# RECORD EXCERPTS
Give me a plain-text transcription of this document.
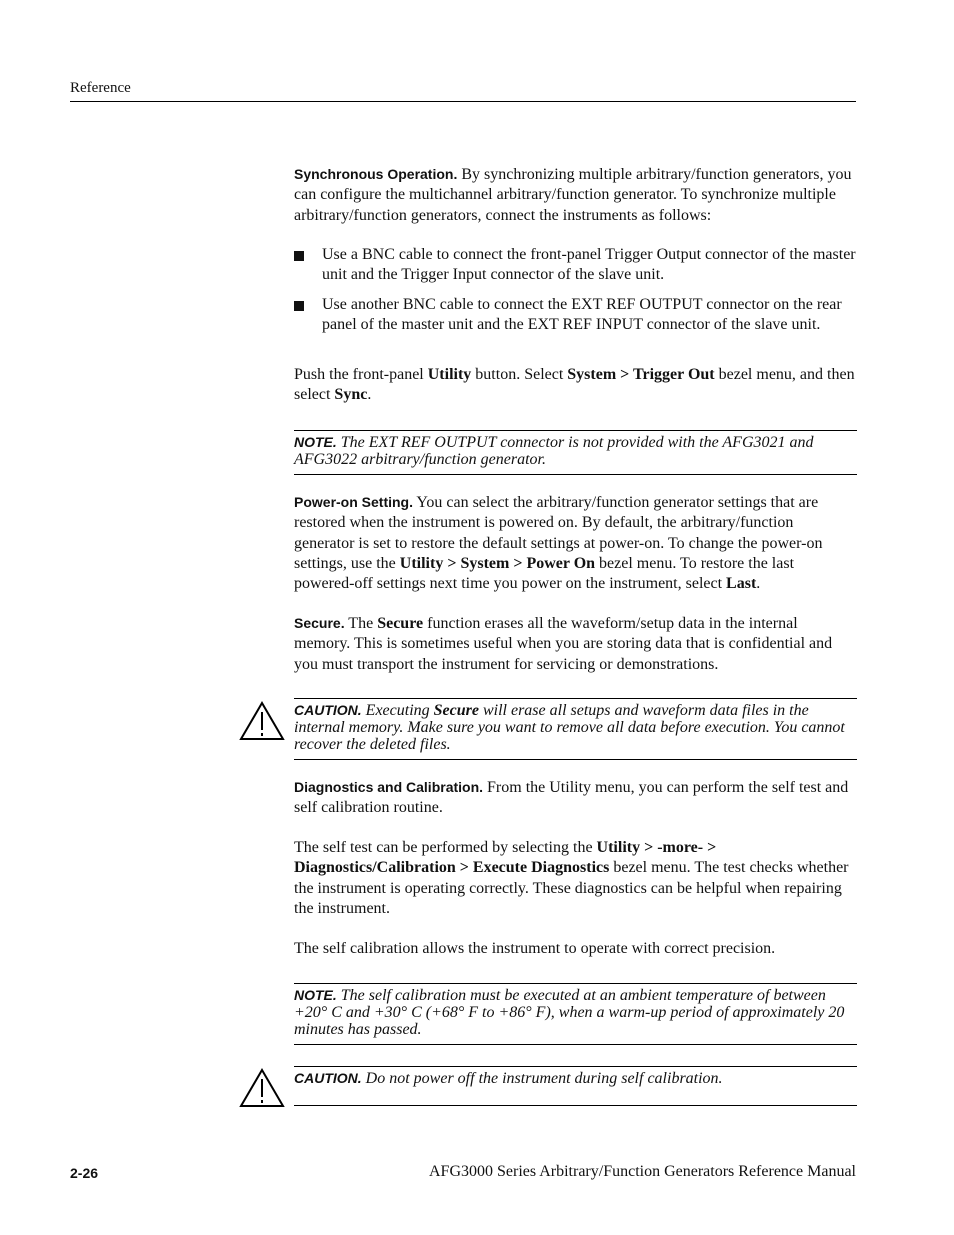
Reference

Synchronous Operation. By synchronizing multiple arbitrary/function generators, you can configure the multichannel arbitrary/function generator. To synchronize multiple arbitrary/function generators, connect the instruments as follows:

Use a BNC cable to connect the front-panel Trigger Output connector of the master unit and the Trigger Input connector of the slave unit.
Use another BNC cable to connect the EXT REF OUTPUT connector on the rear panel of the master unit and the EXT REF INPUT connector of the slave unit.

Push the front-panel Utility button. Select System > Trigger Out bezel menu, and then select Sync.

NOTE. The EXT REF OUTPUT connector is not provided with the AFG3021 and AFG3022 arbitrary/function generator.

Power-on Setting. You can select the arbitrary/function generator settings that are restored when the instrument is powered on. By default, the arbitrary/function generator is set to restore the default settings at power-on. To change the power-on settings, use the Utility > System > Power On bezel menu. To restore the last powered-off settings next time you power on the instrument, select Last.

Secure. The Secure function erases all the waveform/setup data in the internal memory. This is sometimes useful when you are storing data that is confidential and you must transport the instrument for servicing or demonstrations.

CAUTION. Executing Secure will erase all setups and waveform data files in the internal memory. Make sure you want to remove all data before execution. You cannot recover the deleted files.

Diagnostics and Calibration. From the Utility menu, you can perform the self test and self calibration routine.

The self test can be performed by selecting the Utility > -more- > Diagnostics/Calibration > Execute Diagnostics bezel menu. The test checks whether the instrument is operating correctly. These diagnostics can be helpful when repairing the instrument.

The self calibration allows the instrument to operate with correct precision.

NOTE. The self calibration must be executed at an ambient temperature of between +20° C and +30° C (+68° F to +86° F), when a warm-up period of approximately 20 minutes has passed.
CAUTION. Do not power off the instrument during self calibration.
2-26	AFG3000 Series Arbitrary/Function Generators Reference Manual
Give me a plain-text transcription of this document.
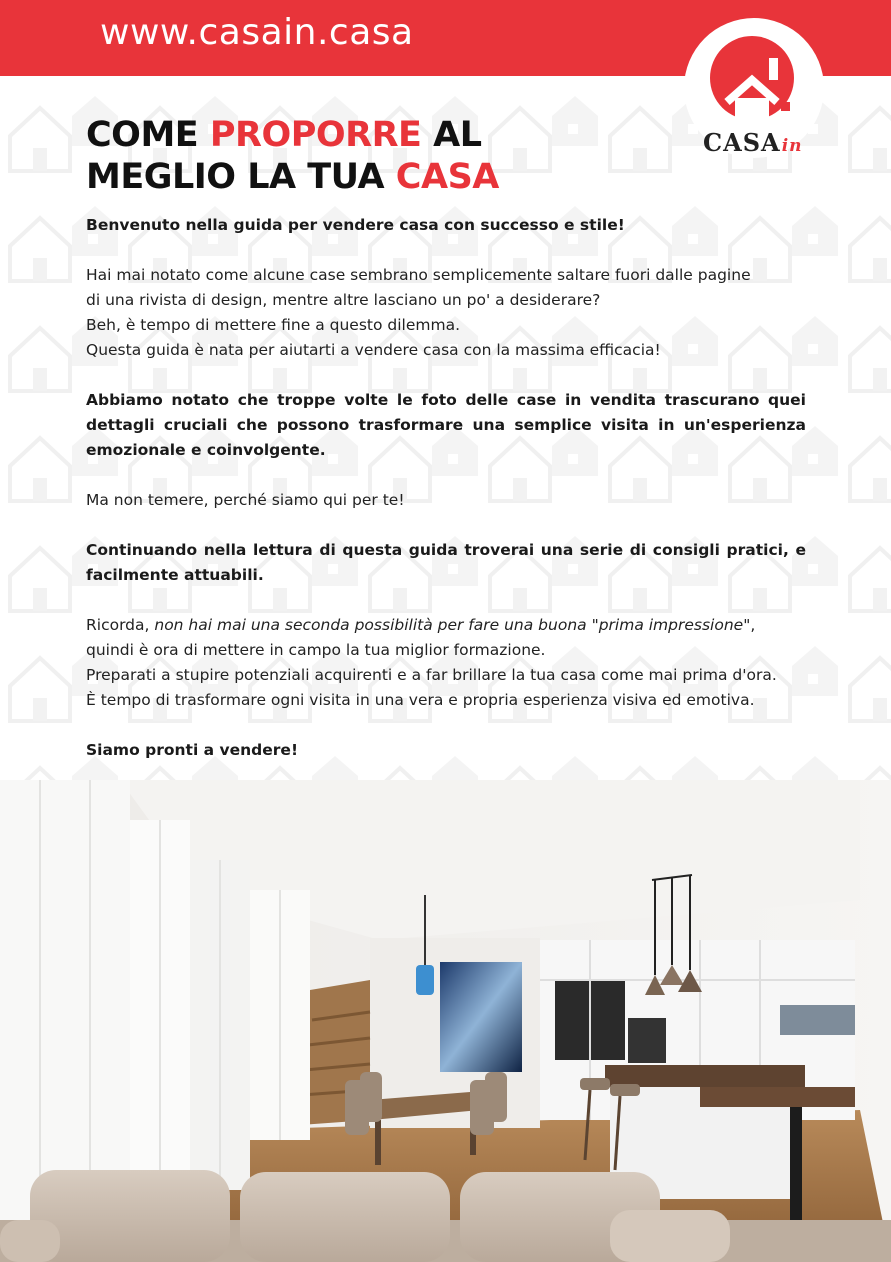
www.casain.casa
CASAin
COME PROPORRE AL
MEGLIO LA TUA CASA

Benvenuto nella guida per vendere casa con successo e stile!

Hai mai notato come alcune case sembrano semplicemente saltare fuori dalle pagine
di una rivista di design, mentre altre lasciano un po' a desiderare?
Beh, è tempo di mettere fine a questo dilemma.
Questa guida è nata per aiutarti a vendere casa con la massima efficacia!

Abbiamo notato che troppe volte le foto delle case in vendita trascurano quei dettagli cruciali che possono trasformare una semplice visita in un'esperienza emozionale e coinvolgente.

Ma non temere, perché siamo qui per te!

Continuando nella lettura di questa guida troverai una serie di consigli pratici, e facilmente attuabili.

Ricorda, non hai mai una seconda possibilità per fare una buona "prima impressione",
quindi è ora di mettere in campo la tua miglior formazione.
Preparati a stupire potenziali acquirenti e a far brillare la tua casa come mai prima d'ora.
È tempo di trasformare ogni visita in una vera e propria esperienza visiva ed emotiva.

Siamo pronti a vendere!
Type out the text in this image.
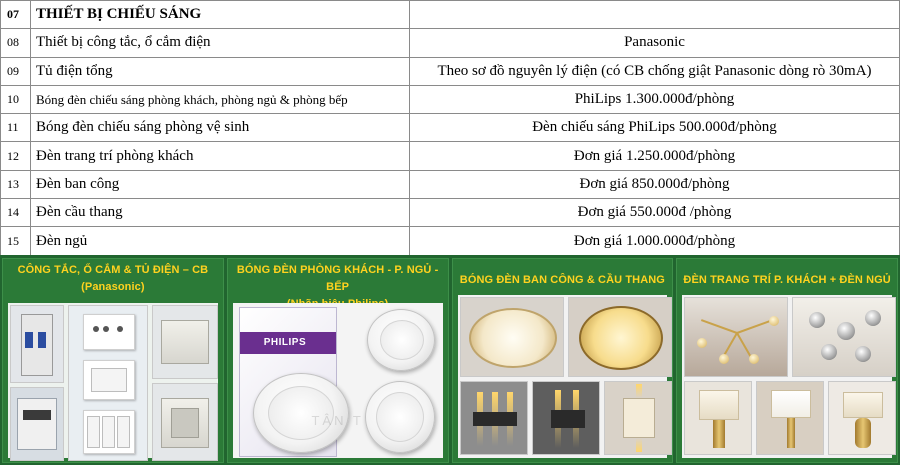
07	THIẾT BỊ CHIẾU SÁNG	
08	Thiết bị công tắc, ổ cắm điện	Panasonic
09	Tủ điện tổng	Theo sơ đồ nguyên lý điện (có CB chống giật Panasonic dòng rò 30mA)
10	Bóng đèn chiếu sáng phòng khách, phòng ngủ & phòng bếp	PhiLips 1.300.000đ/phòng
11	Bóng đèn chiếu sáng phòng vệ sinh	Đèn chiếu sáng PhiLips 500.000đ/phòng
12	Đèn trang trí phòng khách	Đơn giá 1.250.000đ/phòng
13	Đèn ban công	Đơn giá 850.000đ/phòng
14	Đèn cầu thang	Đơn giá 550.000đ /phòng
15	Đèn ngủ	Đơn giá 1.000.000đ/phòng
CÔNG TẮC, Ổ CẮM & TỦ ĐIỆN – CB
(Panasonic)
BÓNG ĐÈN PHÒNG KHÁCH - P. NGỦ - BẾP
PHILIPS
TÂN T
BÓNG ĐÈN BAN CÔNG & CẦU THANG	ĐÈN TRANG TRÍ P. KHÁCH + ĐÈN NGỦ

# EXERCISE OBJECTIVE
Check each line above for the word "vendere" and say how many have it, with nothing else.

# REPLY TO THE EXERCISE
3